* Records for the task *
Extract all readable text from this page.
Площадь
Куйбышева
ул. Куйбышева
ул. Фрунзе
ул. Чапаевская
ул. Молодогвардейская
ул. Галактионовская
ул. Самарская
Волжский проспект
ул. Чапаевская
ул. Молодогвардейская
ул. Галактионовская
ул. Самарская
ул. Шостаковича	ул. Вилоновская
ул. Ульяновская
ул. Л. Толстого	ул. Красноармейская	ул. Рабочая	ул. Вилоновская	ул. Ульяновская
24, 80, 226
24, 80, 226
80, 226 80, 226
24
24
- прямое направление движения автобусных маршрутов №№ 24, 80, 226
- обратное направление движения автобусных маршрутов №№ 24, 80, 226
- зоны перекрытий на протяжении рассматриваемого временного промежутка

* Written task *
Return all the lines that contain the string "автобусных".

* Response *
- прямое направление движения автобусных маршрутов №№ 24, 80, 226
- обратное направление движения автобусных маршрутов №№ 24, 80, 226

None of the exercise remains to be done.